## Requirement
Every line that includes the word "group" is to be listed.

## Dataset content
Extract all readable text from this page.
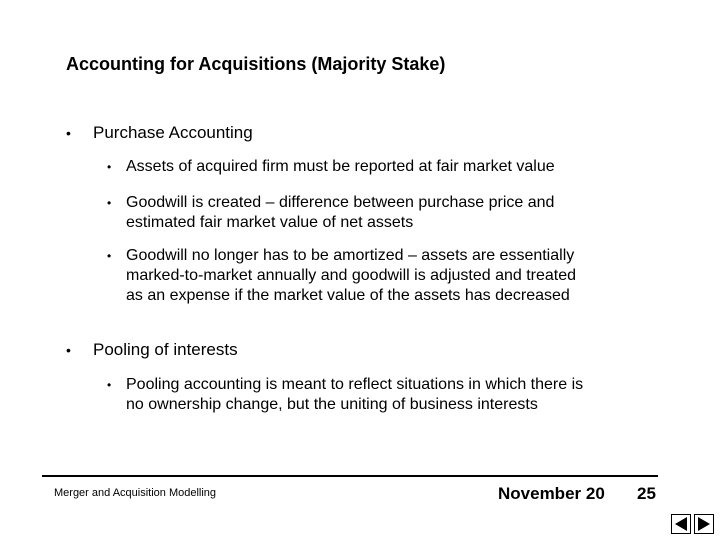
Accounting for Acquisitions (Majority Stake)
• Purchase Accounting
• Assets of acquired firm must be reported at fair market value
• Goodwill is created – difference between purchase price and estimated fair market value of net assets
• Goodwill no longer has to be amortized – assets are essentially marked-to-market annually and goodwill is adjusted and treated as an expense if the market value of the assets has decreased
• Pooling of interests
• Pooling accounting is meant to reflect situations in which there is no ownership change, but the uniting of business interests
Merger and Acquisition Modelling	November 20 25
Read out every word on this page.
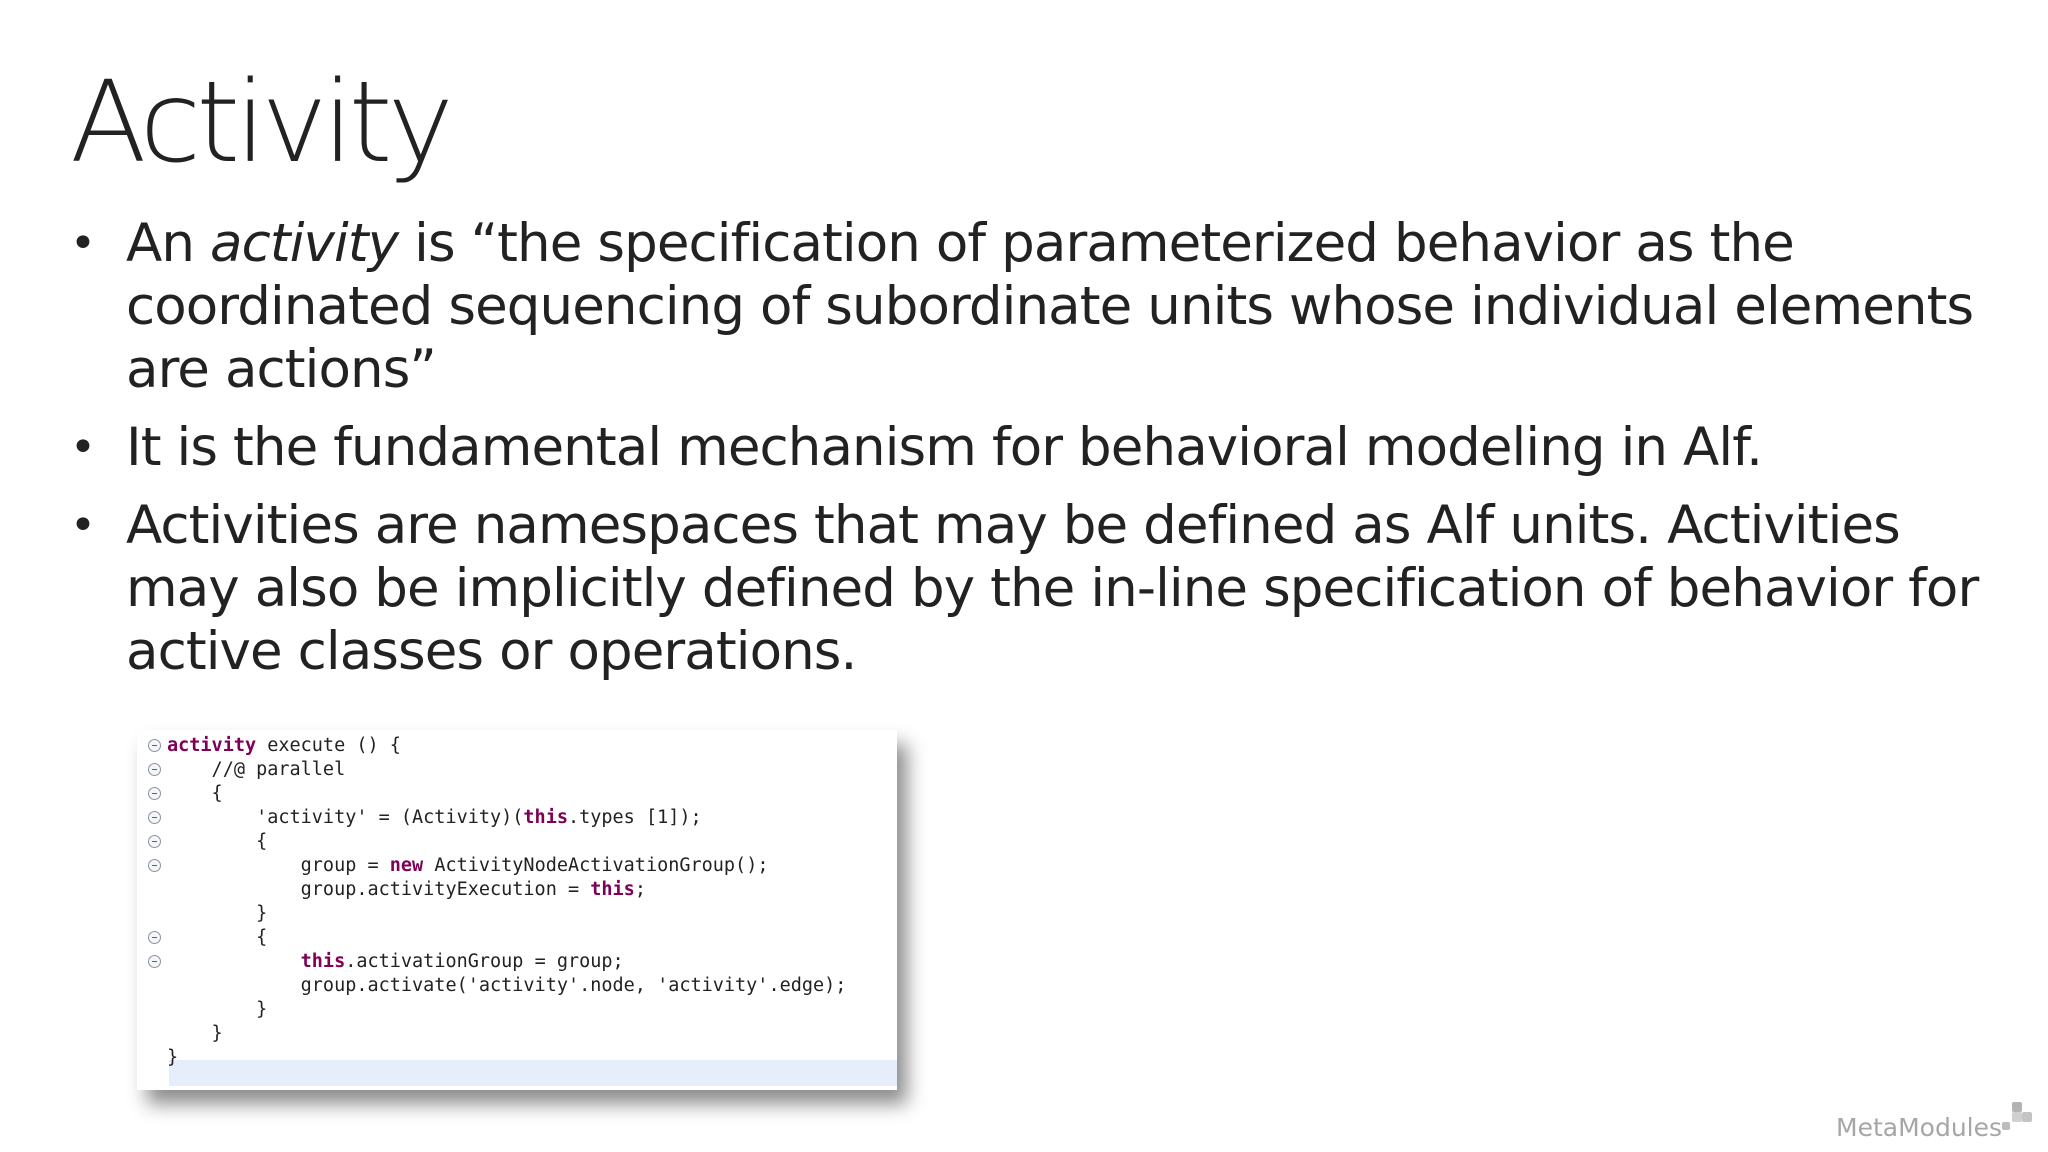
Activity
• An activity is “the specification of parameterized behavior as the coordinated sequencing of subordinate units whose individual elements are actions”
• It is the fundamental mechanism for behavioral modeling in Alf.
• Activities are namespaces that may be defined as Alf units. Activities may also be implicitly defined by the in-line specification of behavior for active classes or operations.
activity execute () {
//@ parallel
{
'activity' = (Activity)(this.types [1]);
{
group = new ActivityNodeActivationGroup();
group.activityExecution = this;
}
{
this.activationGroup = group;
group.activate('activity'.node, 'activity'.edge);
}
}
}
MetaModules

## Solution to this exercise
group = new ActivityNodeActivationGroup();
group.activityExecution = this;
this.activationGroup = group;
group.activate('activity'.node, 'activity'.edge);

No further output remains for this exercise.